→ **EXERCISE DETAILS**:
Gather every line holding the string "alegria".

● ● ● ● ●

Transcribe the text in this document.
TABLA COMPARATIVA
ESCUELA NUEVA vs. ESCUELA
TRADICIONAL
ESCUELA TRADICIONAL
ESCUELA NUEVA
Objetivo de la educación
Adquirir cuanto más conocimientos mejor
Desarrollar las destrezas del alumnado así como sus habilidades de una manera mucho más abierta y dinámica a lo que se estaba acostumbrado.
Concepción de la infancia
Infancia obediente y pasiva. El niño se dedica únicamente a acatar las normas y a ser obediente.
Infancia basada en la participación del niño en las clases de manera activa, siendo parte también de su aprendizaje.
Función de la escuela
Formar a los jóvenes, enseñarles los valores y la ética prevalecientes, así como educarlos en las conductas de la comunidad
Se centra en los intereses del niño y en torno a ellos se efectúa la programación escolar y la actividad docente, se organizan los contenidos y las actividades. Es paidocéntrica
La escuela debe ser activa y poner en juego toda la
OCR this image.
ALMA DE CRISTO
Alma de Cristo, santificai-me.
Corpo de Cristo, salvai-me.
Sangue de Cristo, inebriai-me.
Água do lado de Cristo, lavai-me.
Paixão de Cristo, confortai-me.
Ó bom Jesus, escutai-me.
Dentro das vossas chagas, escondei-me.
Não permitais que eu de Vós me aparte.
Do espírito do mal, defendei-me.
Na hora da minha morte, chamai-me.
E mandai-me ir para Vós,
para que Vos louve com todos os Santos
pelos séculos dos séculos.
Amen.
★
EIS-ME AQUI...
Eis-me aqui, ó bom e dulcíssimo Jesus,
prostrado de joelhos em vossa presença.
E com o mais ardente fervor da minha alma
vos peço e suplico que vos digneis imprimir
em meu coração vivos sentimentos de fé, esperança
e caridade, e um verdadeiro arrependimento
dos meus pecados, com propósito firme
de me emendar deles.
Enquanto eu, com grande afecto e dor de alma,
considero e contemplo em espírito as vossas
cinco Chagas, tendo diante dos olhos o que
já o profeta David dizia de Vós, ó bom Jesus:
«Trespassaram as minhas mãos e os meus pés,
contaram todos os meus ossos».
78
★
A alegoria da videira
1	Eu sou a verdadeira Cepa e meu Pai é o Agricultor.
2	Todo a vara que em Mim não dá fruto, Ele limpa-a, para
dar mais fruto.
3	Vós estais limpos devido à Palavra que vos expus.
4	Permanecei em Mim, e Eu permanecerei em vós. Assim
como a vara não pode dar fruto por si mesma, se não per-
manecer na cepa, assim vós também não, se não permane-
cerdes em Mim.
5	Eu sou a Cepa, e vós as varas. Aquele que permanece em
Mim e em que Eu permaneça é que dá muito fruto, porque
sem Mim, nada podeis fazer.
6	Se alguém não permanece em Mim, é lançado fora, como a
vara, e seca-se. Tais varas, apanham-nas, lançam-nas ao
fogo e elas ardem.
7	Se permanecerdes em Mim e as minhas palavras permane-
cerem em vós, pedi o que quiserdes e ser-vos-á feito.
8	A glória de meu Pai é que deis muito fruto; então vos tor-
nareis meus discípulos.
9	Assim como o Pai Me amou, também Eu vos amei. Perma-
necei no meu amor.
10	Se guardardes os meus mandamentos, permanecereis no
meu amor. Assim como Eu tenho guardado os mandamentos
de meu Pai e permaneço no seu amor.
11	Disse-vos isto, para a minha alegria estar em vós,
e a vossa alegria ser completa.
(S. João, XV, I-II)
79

● ● ● ● ●

→ **OUTPUT BELOW**:
11	Disse-vos isto, para a minha alegria estar em vós,
e a vossa alegria ser completa.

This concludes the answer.